REQUEST
Copy all of the records below verbatim.

[Stored dataset items]
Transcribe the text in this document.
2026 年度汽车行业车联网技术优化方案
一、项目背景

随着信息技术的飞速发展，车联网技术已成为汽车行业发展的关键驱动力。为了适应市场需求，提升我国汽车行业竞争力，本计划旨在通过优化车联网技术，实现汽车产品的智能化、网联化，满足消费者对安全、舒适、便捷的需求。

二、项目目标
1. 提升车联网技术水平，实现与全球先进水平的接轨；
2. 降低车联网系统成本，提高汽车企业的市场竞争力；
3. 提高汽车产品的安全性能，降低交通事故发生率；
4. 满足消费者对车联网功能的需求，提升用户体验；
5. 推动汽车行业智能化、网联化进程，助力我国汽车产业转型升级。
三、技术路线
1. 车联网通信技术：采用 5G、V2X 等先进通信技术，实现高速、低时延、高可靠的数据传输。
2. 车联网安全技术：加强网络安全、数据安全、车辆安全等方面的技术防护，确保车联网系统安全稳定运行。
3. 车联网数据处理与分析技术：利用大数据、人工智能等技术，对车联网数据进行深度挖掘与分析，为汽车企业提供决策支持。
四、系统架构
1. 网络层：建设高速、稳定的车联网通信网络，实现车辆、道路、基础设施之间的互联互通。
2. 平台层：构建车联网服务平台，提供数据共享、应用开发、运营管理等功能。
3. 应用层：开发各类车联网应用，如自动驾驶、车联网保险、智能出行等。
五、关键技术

EXERCISE SOLUTION
Transcribe the text in this document.
2026 年度汽车行业车联网技术优化方案
一、项目背景

随着信息技术的飞速发展，车联网技术已成为汽车行业发展的关键驱动力。为了适应市场需求，提升我国汽车行业竞争力，本计划旨在通过优化车联网技术，实现汽车产品的智能化、网联化，满足消费者对安全、舒适、便捷的需求。

二、项目目标
1. 提升车联网技术水平，实现与全球先进水平的接轨；
2. 降低车联网系统成本，提高汽车企业的市场竞争力；
3. 提高汽车产品的安全性能，降低交通事故发生率；
4. 满足消费者对车联网功能的需求，提升用户体验；
5. 推动汽车行业智能化、网联化进程，助力我国汽车产业转型升级。
三、技术路线
1. 车联网通信技术：采用 5G、V2X 等先进通信技术，实现高速、低时延、高可靠的数据传输。
2. 车联网安全技术：加强网络安全、数据安全、车辆安全等方面的技术防护，确保车联网系统安全稳定运行。
3. 车联网数据处理与分析技术：利用大数据、人工智能等技术，对车联网数据进行深度挖掘与分析，为汽车企业提供决策支持。
四、系统架构
1. 网络层：建设高速、稳定的车联网通信网络，实现车辆、道路、基础设施之间的互联互通。
2. 平台层：构建车联网服务平台，提供数据共享、应用开发、运营管理等功能。
3. 应用层：开发各类车联网应用，如自动驾驶、车联网保险、智能出行等。
五、关键技术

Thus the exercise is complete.